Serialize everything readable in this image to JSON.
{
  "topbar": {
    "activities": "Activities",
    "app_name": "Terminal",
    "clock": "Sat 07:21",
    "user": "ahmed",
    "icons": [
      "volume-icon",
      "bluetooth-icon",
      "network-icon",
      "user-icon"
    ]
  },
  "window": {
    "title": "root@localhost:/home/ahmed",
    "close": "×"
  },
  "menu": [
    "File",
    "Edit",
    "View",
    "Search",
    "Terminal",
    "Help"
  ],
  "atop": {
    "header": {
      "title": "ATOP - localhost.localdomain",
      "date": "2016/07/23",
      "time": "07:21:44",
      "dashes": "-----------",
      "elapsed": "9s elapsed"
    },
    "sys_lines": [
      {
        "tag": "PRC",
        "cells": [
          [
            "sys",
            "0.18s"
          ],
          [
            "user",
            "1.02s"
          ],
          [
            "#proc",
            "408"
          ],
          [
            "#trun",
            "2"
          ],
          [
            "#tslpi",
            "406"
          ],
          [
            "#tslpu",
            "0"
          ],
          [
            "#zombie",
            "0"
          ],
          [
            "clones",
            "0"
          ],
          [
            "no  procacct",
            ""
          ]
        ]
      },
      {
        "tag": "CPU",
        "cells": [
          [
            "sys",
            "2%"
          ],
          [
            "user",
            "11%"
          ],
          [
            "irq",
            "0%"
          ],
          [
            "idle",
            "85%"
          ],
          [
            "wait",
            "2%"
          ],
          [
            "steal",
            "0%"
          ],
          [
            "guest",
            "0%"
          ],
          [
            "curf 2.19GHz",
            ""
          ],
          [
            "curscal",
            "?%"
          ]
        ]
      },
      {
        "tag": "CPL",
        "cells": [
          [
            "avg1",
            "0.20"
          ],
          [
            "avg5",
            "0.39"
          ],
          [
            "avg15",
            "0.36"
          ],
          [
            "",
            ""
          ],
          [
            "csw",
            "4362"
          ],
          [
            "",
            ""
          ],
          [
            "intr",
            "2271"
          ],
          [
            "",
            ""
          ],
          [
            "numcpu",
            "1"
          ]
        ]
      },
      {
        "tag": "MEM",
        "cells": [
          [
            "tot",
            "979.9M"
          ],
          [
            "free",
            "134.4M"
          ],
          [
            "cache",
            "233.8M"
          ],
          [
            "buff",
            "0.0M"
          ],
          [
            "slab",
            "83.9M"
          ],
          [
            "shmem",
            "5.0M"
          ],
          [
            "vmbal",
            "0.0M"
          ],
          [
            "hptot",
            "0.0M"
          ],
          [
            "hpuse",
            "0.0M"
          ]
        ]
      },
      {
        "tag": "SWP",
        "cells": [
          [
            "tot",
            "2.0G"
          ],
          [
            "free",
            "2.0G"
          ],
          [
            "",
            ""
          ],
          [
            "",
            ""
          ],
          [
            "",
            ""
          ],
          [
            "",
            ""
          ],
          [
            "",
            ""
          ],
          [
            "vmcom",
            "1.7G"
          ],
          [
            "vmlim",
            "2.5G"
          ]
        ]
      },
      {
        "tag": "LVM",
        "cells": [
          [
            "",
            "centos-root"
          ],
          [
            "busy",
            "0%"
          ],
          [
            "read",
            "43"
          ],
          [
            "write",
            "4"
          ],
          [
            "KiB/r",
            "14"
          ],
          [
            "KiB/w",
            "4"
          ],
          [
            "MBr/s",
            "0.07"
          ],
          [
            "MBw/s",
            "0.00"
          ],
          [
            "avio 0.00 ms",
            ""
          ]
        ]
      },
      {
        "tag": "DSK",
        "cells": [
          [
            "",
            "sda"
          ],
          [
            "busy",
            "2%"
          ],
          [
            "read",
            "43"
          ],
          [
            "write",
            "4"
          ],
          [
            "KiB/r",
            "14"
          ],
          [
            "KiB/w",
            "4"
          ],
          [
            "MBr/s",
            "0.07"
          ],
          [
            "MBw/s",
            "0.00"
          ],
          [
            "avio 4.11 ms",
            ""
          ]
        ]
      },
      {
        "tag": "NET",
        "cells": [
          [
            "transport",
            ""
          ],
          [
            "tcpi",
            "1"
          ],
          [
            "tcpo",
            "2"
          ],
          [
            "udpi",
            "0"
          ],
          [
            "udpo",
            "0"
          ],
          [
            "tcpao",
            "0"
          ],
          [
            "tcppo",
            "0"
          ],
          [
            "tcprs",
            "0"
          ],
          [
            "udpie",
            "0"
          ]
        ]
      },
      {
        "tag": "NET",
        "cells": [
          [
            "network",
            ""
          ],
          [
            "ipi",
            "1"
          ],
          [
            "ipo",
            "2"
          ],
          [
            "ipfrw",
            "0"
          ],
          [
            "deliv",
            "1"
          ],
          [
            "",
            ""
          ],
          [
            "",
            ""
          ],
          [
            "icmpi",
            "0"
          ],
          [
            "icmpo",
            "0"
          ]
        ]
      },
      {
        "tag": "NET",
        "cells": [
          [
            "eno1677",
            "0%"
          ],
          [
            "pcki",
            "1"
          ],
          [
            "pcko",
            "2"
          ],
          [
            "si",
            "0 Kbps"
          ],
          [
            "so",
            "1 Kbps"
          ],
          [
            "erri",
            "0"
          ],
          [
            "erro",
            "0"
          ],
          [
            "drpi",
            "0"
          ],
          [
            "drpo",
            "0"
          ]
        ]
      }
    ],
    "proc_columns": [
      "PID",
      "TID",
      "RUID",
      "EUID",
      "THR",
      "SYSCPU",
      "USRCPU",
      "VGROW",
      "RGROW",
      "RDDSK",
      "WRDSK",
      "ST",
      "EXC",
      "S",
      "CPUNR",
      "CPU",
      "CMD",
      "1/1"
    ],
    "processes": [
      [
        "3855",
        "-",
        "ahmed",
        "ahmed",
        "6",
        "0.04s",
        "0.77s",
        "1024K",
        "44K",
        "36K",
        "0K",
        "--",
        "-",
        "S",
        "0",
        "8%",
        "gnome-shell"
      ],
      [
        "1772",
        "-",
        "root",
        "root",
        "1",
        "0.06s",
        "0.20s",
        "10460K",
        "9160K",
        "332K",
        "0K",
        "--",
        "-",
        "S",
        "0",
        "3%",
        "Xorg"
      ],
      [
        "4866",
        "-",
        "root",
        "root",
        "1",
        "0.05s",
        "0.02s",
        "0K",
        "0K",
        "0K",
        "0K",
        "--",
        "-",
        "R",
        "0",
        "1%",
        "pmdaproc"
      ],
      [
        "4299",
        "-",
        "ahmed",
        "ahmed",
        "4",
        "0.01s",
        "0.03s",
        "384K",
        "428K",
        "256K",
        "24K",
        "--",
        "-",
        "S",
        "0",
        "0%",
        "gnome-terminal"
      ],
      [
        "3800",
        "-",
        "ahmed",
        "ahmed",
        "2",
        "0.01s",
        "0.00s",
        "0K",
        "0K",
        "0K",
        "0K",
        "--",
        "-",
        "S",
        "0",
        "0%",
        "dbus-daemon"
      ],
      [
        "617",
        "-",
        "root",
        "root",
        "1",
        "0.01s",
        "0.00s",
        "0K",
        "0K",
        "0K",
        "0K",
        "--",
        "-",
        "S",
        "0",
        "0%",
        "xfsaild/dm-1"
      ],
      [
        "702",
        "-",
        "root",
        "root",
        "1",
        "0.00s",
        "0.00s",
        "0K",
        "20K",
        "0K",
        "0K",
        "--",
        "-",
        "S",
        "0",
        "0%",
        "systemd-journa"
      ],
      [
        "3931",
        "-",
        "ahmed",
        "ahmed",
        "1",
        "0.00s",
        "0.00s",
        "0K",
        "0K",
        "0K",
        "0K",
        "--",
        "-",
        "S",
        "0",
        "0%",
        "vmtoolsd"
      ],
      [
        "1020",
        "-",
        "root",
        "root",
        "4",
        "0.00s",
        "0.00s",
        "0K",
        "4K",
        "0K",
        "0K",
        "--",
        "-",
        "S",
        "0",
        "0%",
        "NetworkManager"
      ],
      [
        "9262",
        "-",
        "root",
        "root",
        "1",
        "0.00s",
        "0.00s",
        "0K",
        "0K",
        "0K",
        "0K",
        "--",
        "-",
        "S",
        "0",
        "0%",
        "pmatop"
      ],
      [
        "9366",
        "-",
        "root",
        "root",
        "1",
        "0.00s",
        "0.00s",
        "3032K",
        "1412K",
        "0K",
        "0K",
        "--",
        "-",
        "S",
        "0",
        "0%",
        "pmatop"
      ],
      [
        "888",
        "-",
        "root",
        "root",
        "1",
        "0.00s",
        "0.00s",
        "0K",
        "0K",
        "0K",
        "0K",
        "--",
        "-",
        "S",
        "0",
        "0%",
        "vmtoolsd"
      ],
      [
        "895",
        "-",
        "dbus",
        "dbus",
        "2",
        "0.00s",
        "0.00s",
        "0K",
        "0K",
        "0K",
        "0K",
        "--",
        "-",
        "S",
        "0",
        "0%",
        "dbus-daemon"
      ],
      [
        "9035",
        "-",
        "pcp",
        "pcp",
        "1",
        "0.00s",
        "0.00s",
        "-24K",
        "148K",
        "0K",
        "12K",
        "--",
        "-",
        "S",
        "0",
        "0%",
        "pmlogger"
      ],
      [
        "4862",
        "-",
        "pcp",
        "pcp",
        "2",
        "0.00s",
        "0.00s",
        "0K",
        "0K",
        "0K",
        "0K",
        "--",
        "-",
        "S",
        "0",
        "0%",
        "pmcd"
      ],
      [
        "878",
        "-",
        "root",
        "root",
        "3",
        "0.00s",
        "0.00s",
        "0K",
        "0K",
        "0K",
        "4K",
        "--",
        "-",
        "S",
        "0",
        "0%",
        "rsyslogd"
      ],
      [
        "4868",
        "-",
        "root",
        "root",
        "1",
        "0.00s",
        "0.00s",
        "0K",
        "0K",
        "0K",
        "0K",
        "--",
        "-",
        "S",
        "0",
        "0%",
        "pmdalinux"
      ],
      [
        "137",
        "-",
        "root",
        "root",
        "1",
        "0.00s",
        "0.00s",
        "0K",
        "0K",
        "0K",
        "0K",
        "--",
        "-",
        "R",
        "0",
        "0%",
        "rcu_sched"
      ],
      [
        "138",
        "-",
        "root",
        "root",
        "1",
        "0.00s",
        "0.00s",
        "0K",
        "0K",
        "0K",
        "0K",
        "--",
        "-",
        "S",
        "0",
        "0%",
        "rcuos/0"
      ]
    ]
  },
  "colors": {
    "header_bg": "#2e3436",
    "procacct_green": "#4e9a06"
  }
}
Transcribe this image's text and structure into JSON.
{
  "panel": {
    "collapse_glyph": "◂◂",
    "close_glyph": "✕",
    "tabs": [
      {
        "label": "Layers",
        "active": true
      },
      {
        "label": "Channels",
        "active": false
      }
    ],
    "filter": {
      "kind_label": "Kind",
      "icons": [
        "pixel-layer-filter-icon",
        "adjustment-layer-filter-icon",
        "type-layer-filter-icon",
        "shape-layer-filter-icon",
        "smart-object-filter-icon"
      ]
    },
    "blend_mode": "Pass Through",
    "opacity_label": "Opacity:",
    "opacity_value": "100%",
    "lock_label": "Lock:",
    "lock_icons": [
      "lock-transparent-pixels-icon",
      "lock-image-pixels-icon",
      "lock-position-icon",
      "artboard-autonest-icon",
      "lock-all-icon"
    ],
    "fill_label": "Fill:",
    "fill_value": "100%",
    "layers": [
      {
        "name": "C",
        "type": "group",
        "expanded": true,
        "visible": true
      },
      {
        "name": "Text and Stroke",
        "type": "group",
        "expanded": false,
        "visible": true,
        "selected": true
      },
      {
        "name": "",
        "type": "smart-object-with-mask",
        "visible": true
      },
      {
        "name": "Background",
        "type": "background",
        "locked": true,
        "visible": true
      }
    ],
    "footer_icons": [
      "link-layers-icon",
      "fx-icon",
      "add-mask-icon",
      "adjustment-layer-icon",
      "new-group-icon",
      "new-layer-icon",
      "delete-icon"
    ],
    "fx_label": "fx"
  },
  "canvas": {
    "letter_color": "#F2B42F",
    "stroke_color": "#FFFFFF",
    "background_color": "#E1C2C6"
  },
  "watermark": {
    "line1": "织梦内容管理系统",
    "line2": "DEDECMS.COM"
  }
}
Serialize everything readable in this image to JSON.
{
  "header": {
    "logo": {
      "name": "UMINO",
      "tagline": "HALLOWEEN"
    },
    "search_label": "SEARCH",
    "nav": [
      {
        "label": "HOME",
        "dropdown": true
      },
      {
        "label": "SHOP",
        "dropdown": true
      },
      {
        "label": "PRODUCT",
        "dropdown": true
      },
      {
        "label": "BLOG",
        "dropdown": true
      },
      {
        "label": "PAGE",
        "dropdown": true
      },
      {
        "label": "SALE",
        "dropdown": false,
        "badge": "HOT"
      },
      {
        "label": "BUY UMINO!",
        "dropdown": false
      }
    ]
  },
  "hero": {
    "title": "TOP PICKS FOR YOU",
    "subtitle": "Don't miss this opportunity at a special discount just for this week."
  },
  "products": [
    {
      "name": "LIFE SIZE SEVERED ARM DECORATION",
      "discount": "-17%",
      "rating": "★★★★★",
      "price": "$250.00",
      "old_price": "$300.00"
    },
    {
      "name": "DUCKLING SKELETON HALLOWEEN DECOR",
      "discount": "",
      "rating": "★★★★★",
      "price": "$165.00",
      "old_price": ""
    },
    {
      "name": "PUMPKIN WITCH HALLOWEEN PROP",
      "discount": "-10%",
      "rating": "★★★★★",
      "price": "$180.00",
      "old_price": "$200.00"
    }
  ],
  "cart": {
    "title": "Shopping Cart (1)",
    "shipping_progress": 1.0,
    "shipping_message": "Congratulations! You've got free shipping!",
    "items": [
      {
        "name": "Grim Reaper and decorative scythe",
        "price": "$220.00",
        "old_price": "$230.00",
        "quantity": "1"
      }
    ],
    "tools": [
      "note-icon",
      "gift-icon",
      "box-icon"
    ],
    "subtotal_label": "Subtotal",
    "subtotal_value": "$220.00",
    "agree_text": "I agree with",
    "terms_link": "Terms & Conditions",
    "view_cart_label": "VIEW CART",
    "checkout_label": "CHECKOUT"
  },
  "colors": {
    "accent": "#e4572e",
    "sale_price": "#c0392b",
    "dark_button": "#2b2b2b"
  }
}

What is needed →
Track down every line with the word "HALLOWEEN" and copy it.

Answer for the task →
      "tagline": "HALLOWEEN"
      "name": "DUCKLING SKELETON HALLOWEEN DECOR",
      "name": "PUMPKIN WITCH HALLOWEEN PROP",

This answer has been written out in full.